**Written exercise**
State the number of lines where "frac" appears. Add nothing else.

**Material supplied**

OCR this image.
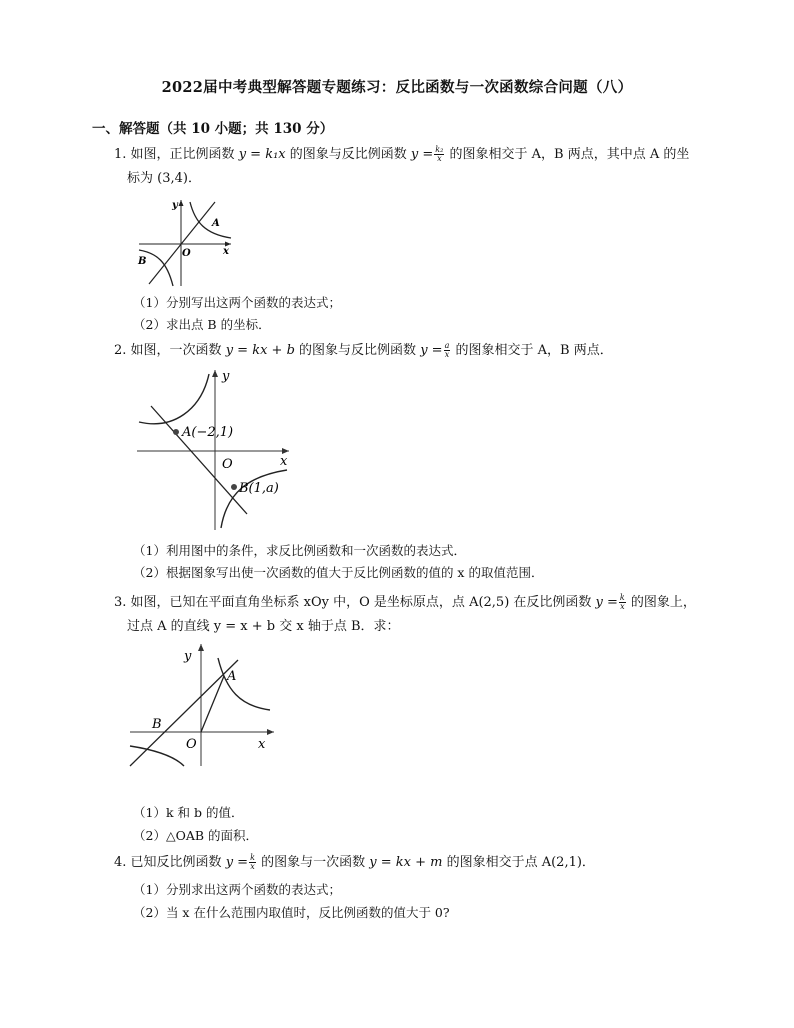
2022届中考典型解答题专题练习：反比函数与一次函数综合问题（八）
一、解答题（共 10 小题；共 130 分）
1. 如图，正比例函数 y = k₁x 的图象与反比例函数 $y = \frac{\text{k₂}}{x}$ 的图象相交于 A，B 两点，其中点 A 的坐
标为 (3,4)．
y
x
O
A
B
（1）分别写出这两个函数的表达式；
（2）求出点 B 的坐标．
2. 如图，一次函数 y = kx + b 的图象与反比例函数 $y = \frac{a}{x}$ 的图象相交于 A，B 两点．
y
x
O
A(−2,1)
B(1,a)
（1）利用图中的条件，求反比例函数和一次函数的表达式．
（2）根据图象写出使一次函数的值大于反比例函数的值的 x 的取值范围．
3. 如图，已知在平面直角坐标系 xOy 中，O 是坐标原点，点 A(2,5) 在反比例函数 $y = \frac{k}{x}$ 的图象上，
过点 A 的直线 y = x + b 交 x 轴于点 B．求：
y
x
O
A
B
（1）k 和 b 的值．
（2）△OAB 的面积．
4. 已知反比例函数 $y = \frac{k}{x}$ 的图象与一次函数 y = kx + m 的图象相交于点 A(2,1)．
（1）分别求出这两个函数的表达式；
（2）当 x 在什么范围内取值时，反比例函数的值大于 0?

**The solution**
4